Since word got out about Vick’s appearances at the famed book retailer’s locations, the company’s Facebook page has been flooded with incendiary comments about the Philadelphia Eagles player.  Many postings protested Vick’s appearances as they spewed their aversion toward him.  Some comments have been flagged by the authorities who are taking the “credible threats of violence” very seriously.

According to Philadelphia Magazine, vicious comments such as the following excerpts have littered the retailer’s social media page:

“I would go there to slit your throat knowing how you treat animals.”

“hope your kids don’t fall in a pool with a battery.”

“I would snap your neck if I met you, your [sic] a piece of trash.”

Vick became a kind of dart board for animal lovers everywhere when in 2007, he and three cohorts were charged with operating an unlawful interstate dog fighting venture.  The gridiron player was accused of financing the operation, directly participating in dog fights and executions and handling thousands of dollars in related gambling activities. Law enforcement discovered that dogs had been abused and those who did not perform well were hung or drowned. Vick was eventually sentenced to 23 months in a federal prison for running the “cruel and inhumane” dog-fighting ring and lying about it.

YOUR OBJECTIVE: Continue the news piece about the online threats against Vick's bookstore appearances, picking up after its final sentence.

DATA EXTRACT:
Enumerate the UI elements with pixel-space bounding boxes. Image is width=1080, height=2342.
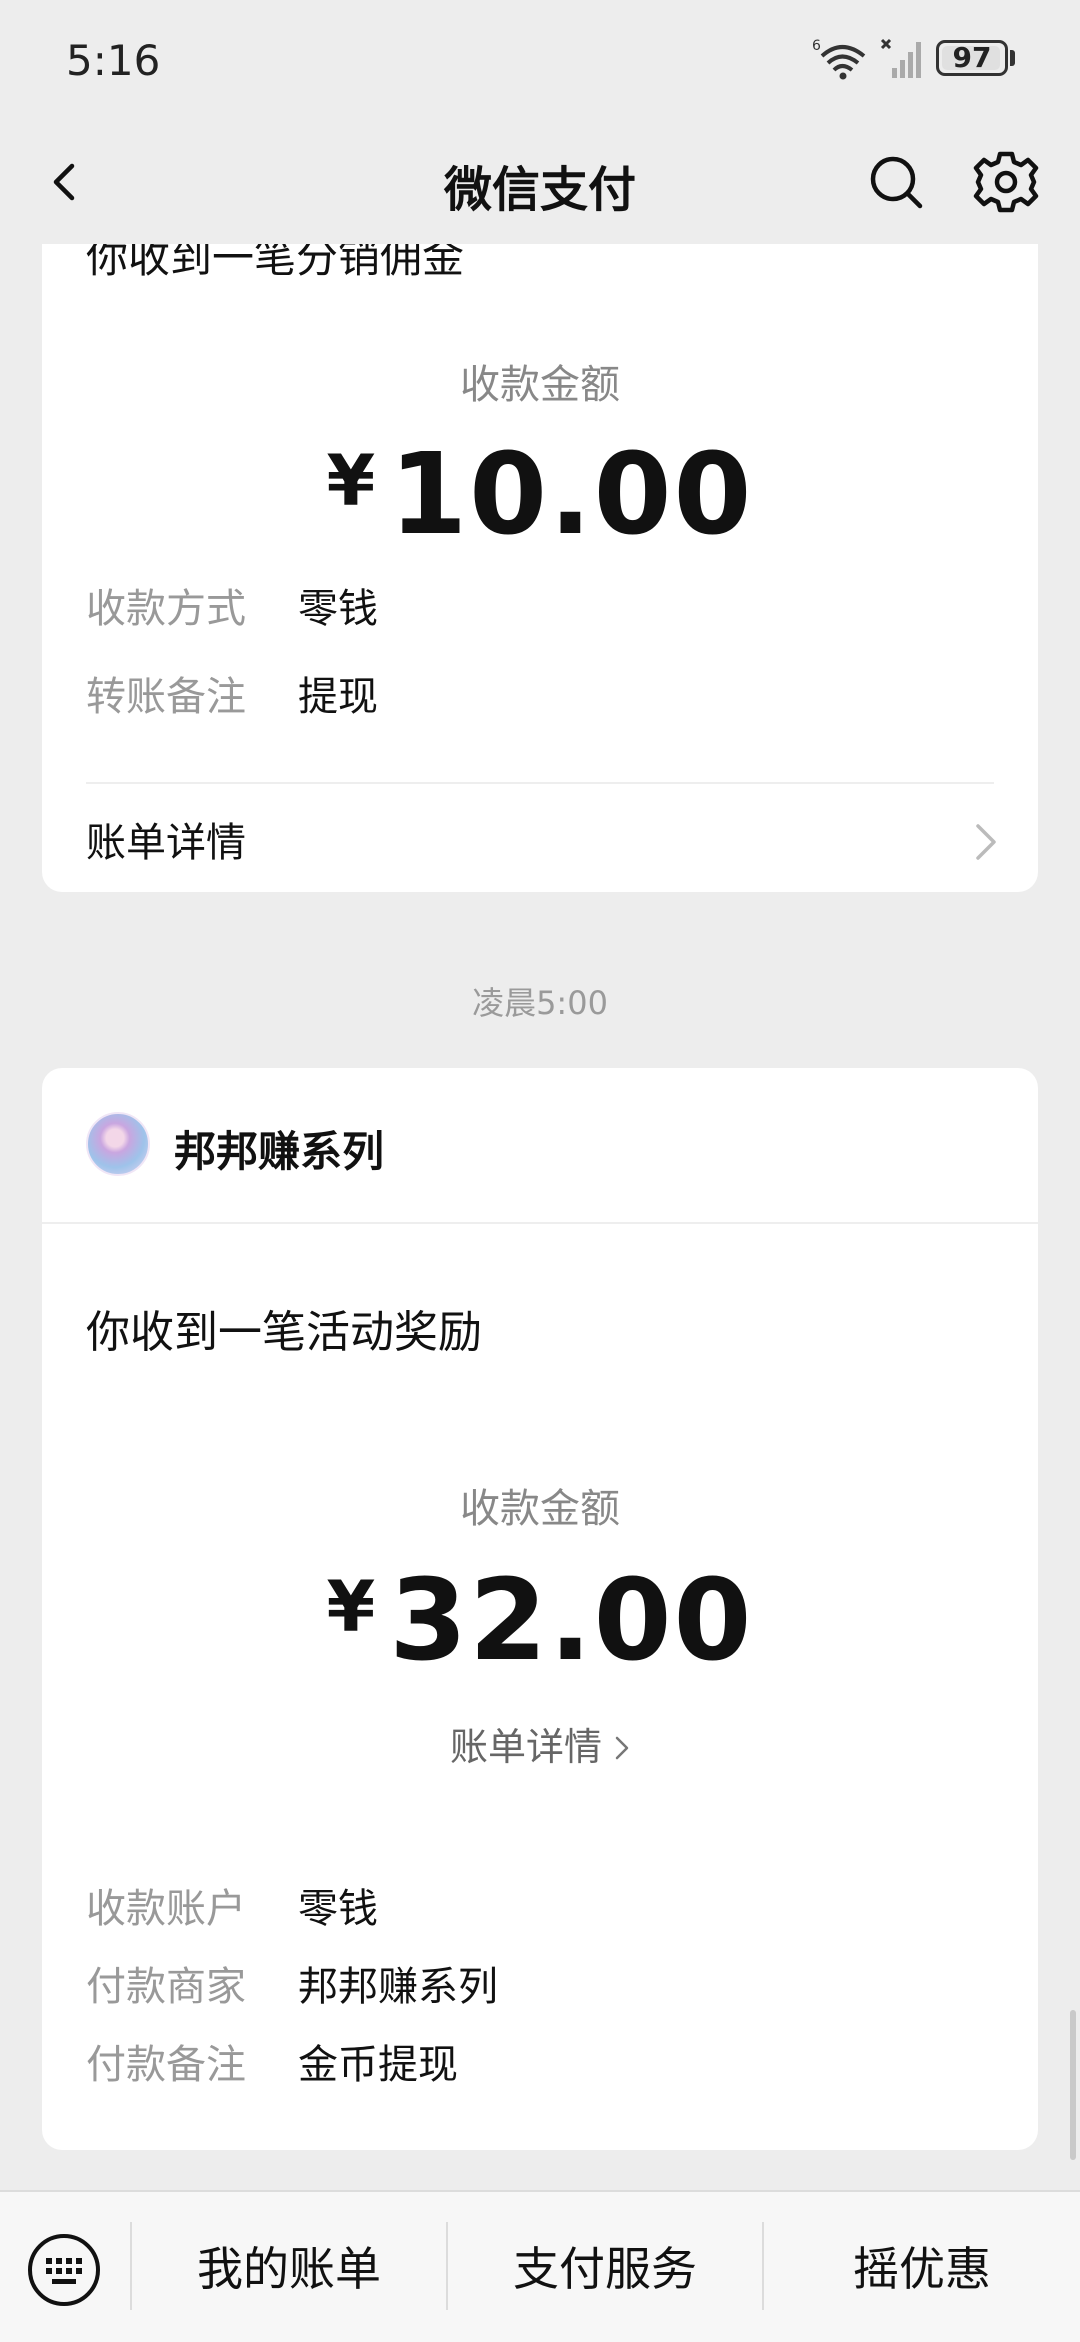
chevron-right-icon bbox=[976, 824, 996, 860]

ANSWER TO THIS EXERCISE:
Since his legal troubles and dog-hating image, Vick has tried to redeem himself by partnering with the Humane Society of the United States on an anti-dog-fighting promotion. He also became a dog owner again last October, after completing his probation and has taken steps to show that he will be a caring and responsible owner. He was even recently spotted at a Pet Smart in his area attending dog-training classes. What’s more, Vick released a public statement last October with regards to his newest and seemingly beloved four-legged family member:

I understand the strong emotions by some people about our family’s decision to care for a pet.  As a father, it is important to make sure my children develop a healthy relationship with animals. I want to ensure that my children establish a loving bond and treat all of God’s creatures with kindness and respect. Our pet is well cared for and loved as a member of our family. This is an opportunity to break the cycle. To that end, I will continue to honor my commitment to animal welfare and be an instrument of positive change.

According to Vick’s coaches and teammates, he has turned his life around and made good on his commitment to the caring and welfare of animals, but unfortunately, the haters won’t allow him to move forward.

We wish you well, Michael!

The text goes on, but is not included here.